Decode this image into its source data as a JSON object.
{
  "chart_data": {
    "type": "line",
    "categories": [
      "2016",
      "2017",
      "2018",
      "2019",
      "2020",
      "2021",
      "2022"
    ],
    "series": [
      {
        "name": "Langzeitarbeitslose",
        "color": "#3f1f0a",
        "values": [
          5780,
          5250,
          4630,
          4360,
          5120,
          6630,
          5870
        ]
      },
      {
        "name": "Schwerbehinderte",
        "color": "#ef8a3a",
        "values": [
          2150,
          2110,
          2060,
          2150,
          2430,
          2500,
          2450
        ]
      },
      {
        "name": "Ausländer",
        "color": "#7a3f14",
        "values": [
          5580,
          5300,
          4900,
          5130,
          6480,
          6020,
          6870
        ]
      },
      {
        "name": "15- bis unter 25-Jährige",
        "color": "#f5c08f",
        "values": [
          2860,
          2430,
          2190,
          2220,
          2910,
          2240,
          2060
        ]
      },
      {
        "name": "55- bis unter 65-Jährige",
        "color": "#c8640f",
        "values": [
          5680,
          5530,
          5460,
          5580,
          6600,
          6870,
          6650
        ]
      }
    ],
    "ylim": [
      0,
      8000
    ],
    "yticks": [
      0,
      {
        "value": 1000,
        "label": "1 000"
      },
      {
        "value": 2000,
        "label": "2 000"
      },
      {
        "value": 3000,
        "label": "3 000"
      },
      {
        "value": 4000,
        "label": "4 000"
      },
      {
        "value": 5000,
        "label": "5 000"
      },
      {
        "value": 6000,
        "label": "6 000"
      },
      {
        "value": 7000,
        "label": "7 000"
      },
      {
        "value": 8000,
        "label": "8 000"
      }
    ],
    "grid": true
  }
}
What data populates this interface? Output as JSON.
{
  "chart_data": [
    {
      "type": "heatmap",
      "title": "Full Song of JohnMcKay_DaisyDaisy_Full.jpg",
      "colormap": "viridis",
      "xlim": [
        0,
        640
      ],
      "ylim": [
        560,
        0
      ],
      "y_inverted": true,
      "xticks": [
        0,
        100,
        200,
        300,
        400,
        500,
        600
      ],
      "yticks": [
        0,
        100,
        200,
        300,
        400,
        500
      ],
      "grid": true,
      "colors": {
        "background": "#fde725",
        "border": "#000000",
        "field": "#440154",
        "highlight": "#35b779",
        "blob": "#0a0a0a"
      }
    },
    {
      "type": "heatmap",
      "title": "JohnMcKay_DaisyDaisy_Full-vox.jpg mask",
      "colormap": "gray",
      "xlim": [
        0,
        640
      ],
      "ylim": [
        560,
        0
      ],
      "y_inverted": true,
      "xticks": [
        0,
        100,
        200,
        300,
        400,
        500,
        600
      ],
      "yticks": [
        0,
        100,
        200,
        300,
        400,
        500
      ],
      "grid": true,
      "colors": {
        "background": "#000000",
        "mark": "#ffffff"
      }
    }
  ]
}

---+---

▸ **Problem to work on**
Using the listing above, retype each line exactly.

▸ **Finished exercise**
Decode this image into its source data as a JSON object.
{
  "chart_data": {
    "type": "line",
    "categories": [
      "2016",
      "2017",
      "2018",
      "2019",
      "2020",
      "2021",
      "2022"
    ],
    "series": [
      {
        "name": "Langzeitarbeitslose",
        "color": "#3f1f0a",
        "values": [
          5780,
          5250,
          4630,
          4360,
          5120,
          6630,
          5870
        ]
      },
      {
        "name": "Schwerbehinderte",
        "color": "#ef8a3a",
        "values": [
          2150,
          2110,
          2060,
          2150,
          2430,
          2500,
          2450
        ]
      },
      {
        "name": "Ausländer",
        "color": "#7a3f14",
        "values": [
          5580,
          5300,
          4900,
          5130,
          6480,
          6020,
          6870
        ]
      },
      {
        "name": "15- bis unter 25-Jährige",
        "color": "#f5c08f",
        "values": [
          2860,
          2430,
          2190,
          2220,
          2910,
          2240,
          2060
        ]
      },
      {
        "name": "55- bis unter 65-Jährige",
        "color": "#c8640f",
        "values": [
          5680,
          5530,
          5460,
          5580,
          6600,
          6870,
          6650
        ]
      }
    ],
    "ylim": [
      0,
      8000
    ],
    "yticks": [
      0,
      {
        "value": 1000,
        "label": "1 000"
      },
      {
        "value": 2000,
        "label": "2 000"
      },
      {
        "value": 3000,
        "label": "3 000"
      },
      {
        "value": 4000,
        "label": "4 000"
      },
      {
        "value": 5000,
        "label": "5 000"
      },
      {
        "value": 6000,
        "label": "6 000"
      },
      {
        "value": 7000,
        "label": "7 000"
      },
      {
        "value": 8000,
        "label": "8 000"
      }
    ],
    "grid": true
  }
}
What data populates this interface? Output as JSON.
{
  "chart_data": [
    {
      "type": "heatmap",
      "title": "Full Song of JohnMcKay_DaisyDaisy_Full.jpg",
      "colormap": "viridis",
      "xlim": [
        0,
        640
      ],
      "ylim": [
        560,
        0
      ],
      "y_inverted": true,
      "xticks": [
        0,
        100,
        200,
        300,
        400,
        500,
        600
      ],
      "yticks": [
        0,
        100,
        200,
        300,
        400,
        500
      ],
      "grid": true,
      "colors": {
        "background": "#fde725",
        "border": "#000000",
        "field": "#440154",
        "highlight": "#35b779",
        "blob": "#0a0a0a"
      }
    },
    {
      "type": "heatmap",
      "title": "JohnMcKay_DaisyDaisy_Full-vox.jpg mask",
      "colormap": "gray",
      "xlim": [
        0,
        640
      ],
      "ylim": [
        560,
        0
      ],
      "y_inverted": true,
      "xticks": [
        0,
        100,
        200,
        300,
        400,
        500,
        600
      ],
      "yticks": [
        0,
        100,
        200,
        300,
        400,
        500
      ],
      "grid": true,
      "colors": {
        "background": "#000000",
        "mark": "#ffffff"
      }
    }
  ]
}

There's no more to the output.